◆ Do this: Find the lines holding "Phase" and copy them.

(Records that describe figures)
____

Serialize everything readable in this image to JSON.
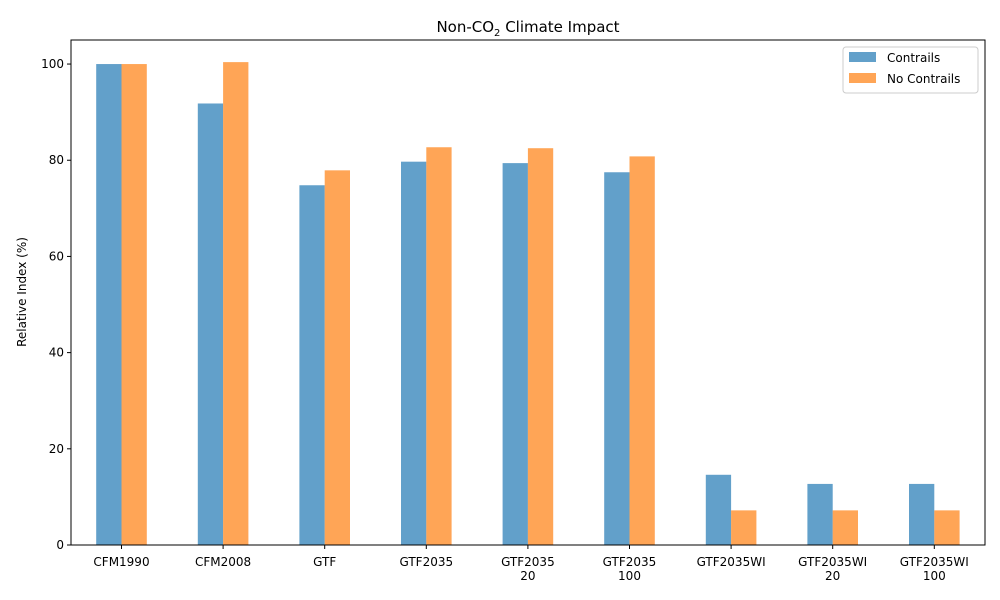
{
  "chart_data": {
    "type": "bar",
    "title": "Non-CO",
    "title_subscript": "2",
    "title_suffix": " Climate Impact",
    "xlabel": "",
    "ylabel": "Relative Index (%)",
    "ylim": [
      0,
      105
    ],
    "yticks": [
      0,
      20,
      40,
      60,
      80,
      100
    ],
    "grid": false,
    "legend_position": "top-right",
    "categories": [
      [
        "CFM1990"
      ],
      [
        "CFM2008"
      ],
      [
        "GTF"
      ],
      [
        "GTF2035"
      ],
      [
        "GTF2035",
        "20"
      ],
      [
        "GTF2035",
        "100"
      ],
      [
        "GTF2035WI"
      ],
      [
        "GTF2035WI",
        "20"
      ],
      [
        "GTF2035WI",
        "100"
      ]
    ],
    "series": [
      {
        "name": "Contrails",
        "color": "#1f77b4",
        "values": [
          100,
          91.8,
          74.8,
          79.7,
          79.4,
          77.5,
          14.6,
          12.7,
          12.7
        ]
      },
      {
        "name": "No Contrails",
        "color": "#ff7f0e",
        "values": [
          100,
          100.4,
          77.9,
          82.7,
          82.5,
          80.8,
          7.2,
          7.2,
          7.2
        ]
      }
    ]
  }
}
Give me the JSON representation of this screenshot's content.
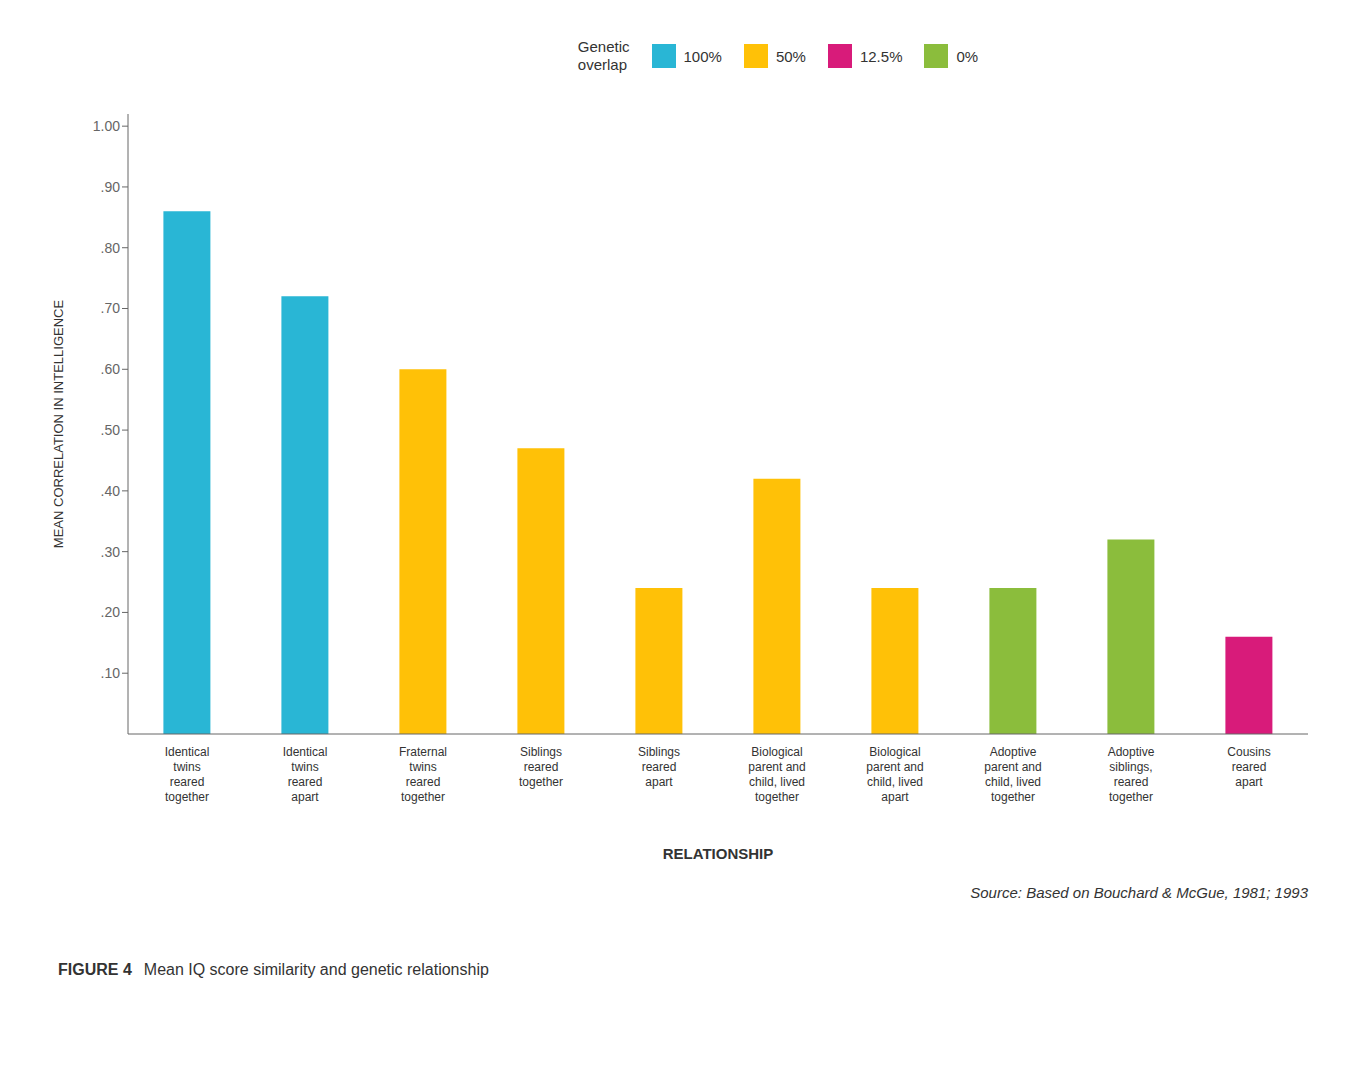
{
  "chart_data": {
    "type": "bar",
    "categories": [
      "Identical\ntwins\nreared\ntogether",
      "Identical\ntwins\nreared\napart",
      "Fraternal\ntwins\nreared\ntogether",
      "Siblings\nreared\ntogether",
      "Siblings\nreared\napart",
      "Biological\nparent and\nchild, lived\ntogether",
      "Biological\nparent and\nchild, lived\napart",
      "Adoptive\nparent and\nchild, lived\ntogether",
      "Adoptive\nsiblings,\nreared\ntogether",
      "Cousins\nreared\napart"
    ],
    "values": [
      0.86,
      0.72,
      0.6,
      0.47,
      0.24,
      0.42,
      0.24,
      0.24,
      0.32,
      0.16
    ],
    "colors": [
      "#29B6D5",
      "#29B6D5",
      "#FFC107",
      "#FFC107",
      "#FFC107",
      "#FFC107",
      "#FFC107",
      "#8BBD3C",
      "#8BBD3C",
      "#D81B7A"
    ],
    "ylabel": "MEAN CORRELATION IN INTELLIGENCE",
    "xlabel": "RELATIONSHIP",
    "ylim": [
      0,
      1.02
    ],
    "yticks": [
      {
        "value": 0.1,
        "label": ".10"
      },
      {
        "value": 0.2,
        "label": ".20"
      },
      {
        "value": 0.3,
        "label": ".30"
      },
      {
        "value": 0.4,
        "label": ".40"
      },
      {
        "value": 0.5,
        "label": ".50"
      },
      {
        "value": 0.6,
        "label": ".60"
      },
      {
        "value": 0.7,
        "label": ".70"
      },
      {
        "value": 0.8,
        "label": ".80"
      },
      {
        "value": 0.9,
        "label": ".90"
      },
      {
        "value": 1,
        "label": "1.00"
      }
    ],
    "grid": false,
    "legend": "top",
    "legend_title": "Genetic\noverlap",
    "legend_entries": [
      {
        "name": "100%",
        "color": "#29B6D5"
      },
      {
        "name": "50%",
        "color": "#FFC107"
      },
      {
        "name": "12.5%",
        "color": "#D81B7A"
      },
      {
        "name": "0%",
        "color": "#8BBD3C"
      }
    ],
    "source": "Source: Based on Bouchard & McGue, 1981; 1993",
    "caption_bold": "FIGURE 4",
    "caption": "Mean IQ score similarity and genetic relationship"
  }
}
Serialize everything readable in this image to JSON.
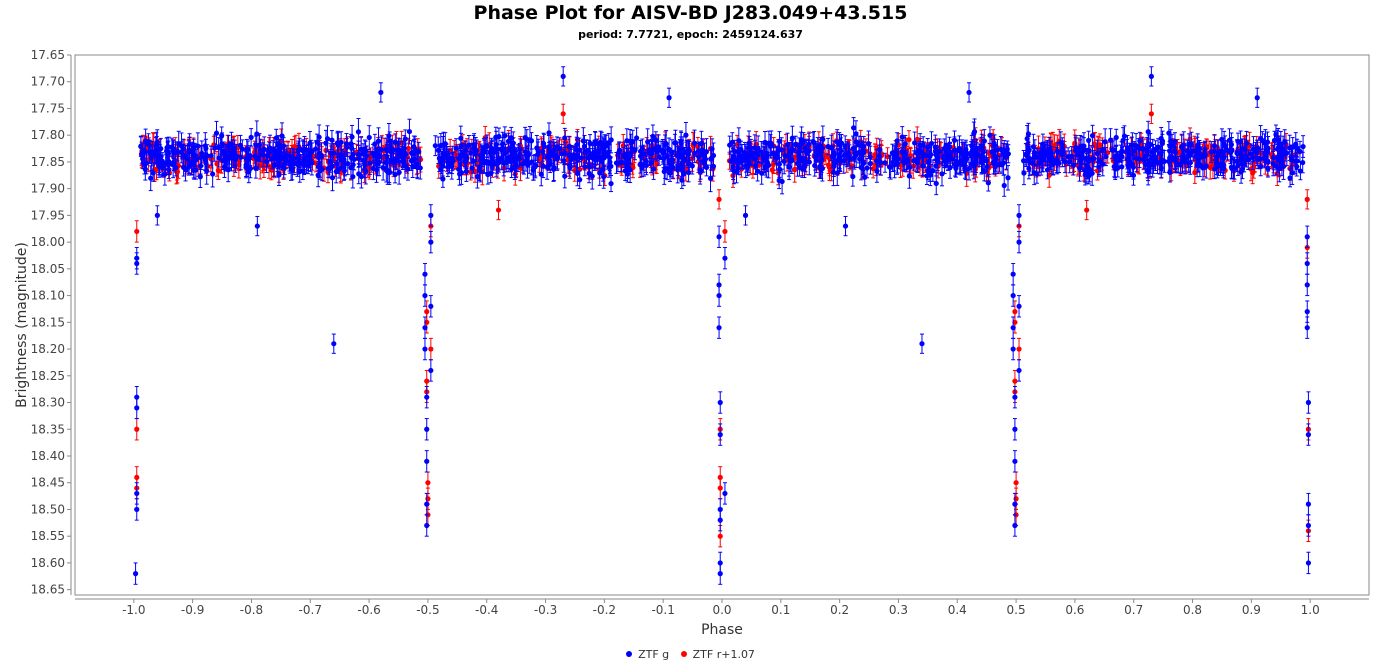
{
  "chart_data": {
    "type": "scatter",
    "title": "Phase Plot for AISV-BD J283.049+43.515",
    "subtitle": "period: 7.7721, epoch: 2459124.637",
    "xlabel": "Phase",
    "ylabel": "Brightness (magnitude)",
    "xlim": [
      -1.1,
      1.1
    ],
    "ylim": [
      18.66,
      17.65
    ],
    "y_inverted": true,
    "x_ticks": [
      "-1.0",
      "-0.9",
      "-0.8",
      "-0.7",
      "-0.6",
      "-0.5",
      "-0.4",
      "-0.3",
      "-0.2",
      "-0.1",
      "0.0",
      "0.1",
      "0.2",
      "0.3",
      "0.4",
      "0.5",
      "0.6",
      "0.7",
      "0.8",
      "0.9",
      "1.0"
    ],
    "y_ticks": [
      "17.65",
      "17.70",
      "17.75",
      "17.80",
      "17.85",
      "17.90",
      "17.95",
      "18.00",
      "18.05",
      "18.10",
      "18.15",
      "18.20",
      "18.25",
      "18.30",
      "18.35",
      "18.40",
      "18.45",
      "18.50",
      "18.55",
      "18.60",
      "18.65"
    ],
    "grid": false,
    "legend_position": "bottom-center",
    "series": [
      {
        "name": "ZTF g",
        "color": "#0000ff",
        "baseline": 17.84,
        "baseline_scatter": 0.035,
        "primary_eclipse_depth": 18.62,
        "secondary_eclipse_depth": 18.55,
        "eclipse_points": [
          [
            -0.995,
            18.03
          ],
          [
            -0.995,
            18.04
          ],
          [
            -0.995,
            18.29
          ],
          [
            -0.995,
            18.31
          ],
          [
            -0.995,
            18.47
          ],
          [
            -0.995,
            18.5
          ],
          [
            -0.997,
            18.62
          ],
          [
            -0.505,
            18.06
          ],
          [
            -0.505,
            18.1
          ],
          [
            -0.505,
            18.16
          ],
          [
            -0.505,
            18.2
          ],
          [
            -0.502,
            18.29
          ],
          [
            -0.502,
            18.35
          ],
          [
            -0.502,
            18.41
          ],
          [
            -0.502,
            18.49
          ],
          [
            -0.502,
            18.53
          ],
          [
            -0.495,
            17.95
          ],
          [
            -0.495,
            18.0
          ],
          [
            -0.495,
            18.12
          ],
          [
            -0.495,
            18.24
          ],
          [
            -0.005,
            17.99
          ],
          [
            -0.005,
            18.08
          ],
          [
            -0.005,
            18.1
          ],
          [
            -0.005,
            18.16
          ],
          [
            -0.003,
            18.3
          ],
          [
            -0.003,
            18.36
          ],
          [
            -0.003,
            18.5
          ],
          [
            -0.003,
            18.52
          ],
          [
            -0.003,
            18.6
          ],
          [
            -0.003,
            18.62
          ],
          [
            0.005,
            18.03
          ],
          [
            0.005,
            18.47
          ],
          [
            0.495,
            18.06
          ],
          [
            0.495,
            18.1
          ],
          [
            0.495,
            18.16
          ],
          [
            0.495,
            18.2
          ],
          [
            0.498,
            18.29
          ],
          [
            0.498,
            18.35
          ],
          [
            0.498,
            18.41
          ],
          [
            0.498,
            18.49
          ],
          [
            0.498,
            18.53
          ],
          [
            0.505,
            17.95
          ],
          [
            0.505,
            18.0
          ],
          [
            0.505,
            18.12
          ],
          [
            0.505,
            18.24
          ],
          [
            0.995,
            17.99
          ],
          [
            0.995,
            18.04
          ],
          [
            0.995,
            18.08
          ],
          [
            0.995,
            18.13
          ],
          [
            0.995,
            18.16
          ],
          [
            0.997,
            18.3
          ],
          [
            0.997,
            18.36
          ],
          [
            0.997,
            18.49
          ],
          [
            0.997,
            18.53
          ],
          [
            0.997,
            18.6
          ]
        ],
        "outliers": [
          [
            -0.66,
            18.19
          ],
          [
            0.34,
            18.19
          ],
          [
            -0.27,
            17.69
          ],
          [
            0.73,
            17.69
          ],
          [
            -0.09,
            17.73
          ],
          [
            0.91,
            17.73
          ],
          [
            -0.58,
            17.72
          ],
          [
            0.42,
            17.72
          ],
          [
            -0.96,
            17.95
          ],
          [
            0.04,
            17.95
          ],
          [
            -0.79,
            17.97
          ],
          [
            0.21,
            17.97
          ]
        ]
      },
      {
        "name": "ZTF r+1.07",
        "color": "#ff0000",
        "baseline": 17.84,
        "baseline_scatter": 0.028,
        "primary_eclipse_depth": 18.55,
        "secondary_eclipse_depth": 18.55,
        "eclipse_points": [
          [
            -0.995,
            17.98
          ],
          [
            -0.995,
            18.35
          ],
          [
            -0.995,
            18.44
          ],
          [
            -0.995,
            18.46
          ],
          [
            -0.502,
            18.13
          ],
          [
            -0.502,
            18.15
          ],
          [
            -0.502,
            18.26
          ],
          [
            -0.502,
            18.28
          ],
          [
            -0.5,
            18.45
          ],
          [
            -0.5,
            18.48
          ],
          [
            -0.5,
            18.51
          ],
          [
            -0.495,
            17.97
          ],
          [
            -0.495,
            18.2
          ],
          [
            0.005,
            17.98
          ],
          [
            -0.003,
            18.35
          ],
          [
            -0.003,
            18.44
          ],
          [
            -0.003,
            18.46
          ],
          [
            -0.003,
            18.55
          ],
          [
            0.498,
            18.13
          ],
          [
            0.498,
            18.15
          ],
          [
            0.498,
            18.26
          ],
          [
            0.498,
            18.28
          ],
          [
            0.5,
            18.45
          ],
          [
            0.5,
            18.48
          ],
          [
            0.5,
            18.51
          ],
          [
            0.505,
            17.97
          ],
          [
            0.505,
            18.2
          ],
          [
            0.995,
            18.01
          ],
          [
            0.997,
            18.35
          ],
          [
            0.997,
            18.54
          ]
        ],
        "outliers": [
          [
            -0.27,
            17.76
          ],
          [
            0.73,
            17.76
          ],
          [
            -0.38,
            17.94
          ],
          [
            0.62,
            17.94
          ],
          [
            -0.005,
            17.92
          ],
          [
            0.995,
            17.92
          ]
        ]
      }
    ]
  }
}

____

◆ Response to the task:
    "title": "Phase Plot for AISV-BD J283.049+43.515",
    "xlabel": "Phase",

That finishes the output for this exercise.